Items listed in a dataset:
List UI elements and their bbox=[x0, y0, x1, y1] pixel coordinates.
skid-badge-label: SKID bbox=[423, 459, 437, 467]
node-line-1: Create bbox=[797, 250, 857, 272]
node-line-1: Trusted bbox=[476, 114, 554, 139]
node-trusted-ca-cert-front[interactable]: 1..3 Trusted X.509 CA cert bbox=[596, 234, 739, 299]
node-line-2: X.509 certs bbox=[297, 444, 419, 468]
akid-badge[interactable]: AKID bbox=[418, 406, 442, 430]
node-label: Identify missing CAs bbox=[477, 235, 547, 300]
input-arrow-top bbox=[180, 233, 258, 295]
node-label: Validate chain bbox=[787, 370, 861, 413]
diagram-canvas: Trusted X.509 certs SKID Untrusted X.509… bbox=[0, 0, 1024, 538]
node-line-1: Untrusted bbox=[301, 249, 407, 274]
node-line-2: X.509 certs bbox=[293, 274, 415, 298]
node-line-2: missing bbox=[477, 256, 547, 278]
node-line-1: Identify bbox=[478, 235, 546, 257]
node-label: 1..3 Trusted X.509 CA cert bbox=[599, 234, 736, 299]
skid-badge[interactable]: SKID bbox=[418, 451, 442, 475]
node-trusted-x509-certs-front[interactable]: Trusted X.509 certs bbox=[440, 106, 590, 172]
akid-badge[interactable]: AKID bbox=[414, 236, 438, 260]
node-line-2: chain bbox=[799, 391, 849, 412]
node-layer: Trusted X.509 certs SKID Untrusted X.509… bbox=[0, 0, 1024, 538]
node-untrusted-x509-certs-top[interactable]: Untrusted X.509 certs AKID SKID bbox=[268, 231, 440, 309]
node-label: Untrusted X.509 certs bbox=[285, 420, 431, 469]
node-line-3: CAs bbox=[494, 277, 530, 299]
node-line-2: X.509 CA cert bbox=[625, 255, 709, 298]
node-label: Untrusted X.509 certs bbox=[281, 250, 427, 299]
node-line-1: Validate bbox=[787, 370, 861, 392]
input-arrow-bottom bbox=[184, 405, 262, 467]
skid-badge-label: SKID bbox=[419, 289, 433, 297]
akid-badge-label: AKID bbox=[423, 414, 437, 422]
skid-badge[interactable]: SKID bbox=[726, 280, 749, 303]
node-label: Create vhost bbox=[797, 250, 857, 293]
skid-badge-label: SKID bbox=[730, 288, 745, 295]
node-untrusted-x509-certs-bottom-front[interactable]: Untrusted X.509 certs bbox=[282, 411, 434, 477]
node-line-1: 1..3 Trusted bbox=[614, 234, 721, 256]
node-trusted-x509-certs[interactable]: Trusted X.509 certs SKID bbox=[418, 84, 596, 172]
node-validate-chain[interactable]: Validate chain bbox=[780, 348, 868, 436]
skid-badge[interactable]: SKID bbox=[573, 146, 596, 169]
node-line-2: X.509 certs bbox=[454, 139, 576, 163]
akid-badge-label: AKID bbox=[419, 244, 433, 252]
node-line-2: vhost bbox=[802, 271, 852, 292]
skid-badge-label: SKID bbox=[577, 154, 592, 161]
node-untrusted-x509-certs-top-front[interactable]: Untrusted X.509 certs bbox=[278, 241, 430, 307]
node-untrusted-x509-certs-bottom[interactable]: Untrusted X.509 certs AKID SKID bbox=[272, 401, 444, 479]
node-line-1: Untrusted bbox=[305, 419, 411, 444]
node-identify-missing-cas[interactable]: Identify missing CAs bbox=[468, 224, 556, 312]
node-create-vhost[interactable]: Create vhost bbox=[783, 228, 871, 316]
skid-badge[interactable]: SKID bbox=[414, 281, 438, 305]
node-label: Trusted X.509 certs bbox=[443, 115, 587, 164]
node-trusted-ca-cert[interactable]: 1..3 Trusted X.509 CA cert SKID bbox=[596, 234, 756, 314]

- _Set exercise_
Please turn all the rows above into a JSON list of strings, with one string for each line and no blank lines.

- _Exercise solution_
[
  "List UI elements and their bbox=[x0, y0, x1, y1] pixel coordinates.",
  "skid-badge-label: SKID bbox=[423, 459, 437, 467]",
  "node-line-1: Create bbox=[797, 250, 857, 272]",
  "node-line-1: Trusted bbox=[476, 114, 554, 139]",
  "node-trusted-ca-cert-front[interactable]: 1..3 Trusted X.509 CA cert bbox=[596, 234, 739, 299]",
  "node-line-2: X.509 certs bbox=[297, 444, 419, 468]",
  "akid-badge[interactable]: AKID bbox=[418, 406, 442, 430]",
  "node-label: Identify missing CAs bbox=[477, 235, 547, 300]",
  "input-arrow-top bbox=[180, 233, 258, 295]",
  "node-label: Validate chain bbox=[787, 370, 861, 413]",
  "diagram-canvas: Trusted X.509 certs SKID Untrusted X.509… bbox=[0, 0, 1024, 538]",
  "node-line-1: Untrusted bbox=[301, 249, 407, 274]",
  "node-line-2: X.509 certs bbox=[293, 274, 415, 298]",
  "node-line-2: missing bbox=[477, 256, 547, 278]",
  "node-line-1: Identify bbox=[478, 235, 546, 257]",
  "node-label: 1..3 Trusted X.509 CA cert bbox=[599, 234, 736, 299]",
  "skid-badge[interactable]: SKID bbox=[418, 451, 442, 475]",
  "node-trusted-x509-certs-front[interactable]: Trusted X.509 certs bbox=[440, 106, 590, 172]",
  "akid-badge[interactable]: AKID bbox=[414, 236, 438, 260]",
  "node-line-2: chain bbox=[799, 391, 849, 412]",
  "node-layer: Trusted X.509 certs SKID Untrusted X.509… bbox=[0, 0, 1024, 538]",
  "node-untrusted-x509-certs-top[interactable]: Untrusted X.509 certs AKID SKID bbox=[268, 231, 440, 309]",
  "node-label: Untrusted X.509 certs bbox=[285, 420, 431, 469]",
  "node-line-3: CAs bbox=[494, 277, 530, 299]",
  "node-line-2: X.509 CA cert bbox=[625, 255, 709, 298]",
  "node-label: Untrusted X.509 certs bbox=[281, 250, 427, 299]",
  "node-line-1: Validate bbox=[787, 370, 861, 392]",
  "input-arrow-bottom bbox=[184, 405, 262, 467]",
  "skid-badge-label: SKID bbox=[419, 289, 433, 297]",
  "akid-badge-label: AKID bbox=[423, 414, 437, 422]",
  "skid-badge[interactable]: SKID bbox=[726, 280, 749, 303]",
  "node-label: Create vhost bbox=[797, 250, 857, 293]",
  "skid-badge-label: SKID bbox=[730, 288, 745, 295]",
  "node-untrusted-x509-certs-bottom-front[interactable]: Untrusted X.509 certs bbox=[282, 411, 434, 477]",
  "node-line-1: 1..3 Trusted bbox=[614, 234, 721, 256]",
  "node-trusted-x509-certs[interactable]: Trusted X.509 certs SKID bbox=[418, 84, 596, 172]",
  "node-validate-chain[interactable]: Validate chain bbox=[780, 348, 868, 436]",
  "skid-badge[interactable]: SKID bbox=[573, 146, 596, 169]",
  "node-line-2: X.509 certs bbox=[454, 139, 576, 163]",
  "akid-badge-label: AKID bbox=[419, 244, 433, 252]",
  "node-line-2: vhost bbox=[802, 271, 852, 292]",
  "skid-badge-label: SKID bbox=[577, 154, 592, 161]",
  "node-untrusted-x509-certs-top-front[interactable]: Untrusted X.509 certs bbox=[278, 241, 430, 307]",
  "node-untrusted-x509-certs-bottom[interactable]: Untrusted X.509 certs AKID SKID bbox=[272, 401, 444, 479]",
  "node-line-1: Untrusted bbox=[305, 419, 411, 444]",
  "node-identify-missing-cas[interactable]: Identify missing CAs bbox=[468, 224, 556, 312]",
  "node-create-vhost[interactable]: Create vhost bbox=[783, 228, 871, 316]",
  "skid-badge[interactable]: SKID bbox=[414, 281, 438, 305]",
  "node-label: Trusted X.509 certs bbox=[443, 115, 587, 164]",
  "node-trusted-ca-cert[interactable]: 1..3 Trusted X.509 CA cert SKID bbox=[596, 234, 756, 314]"
]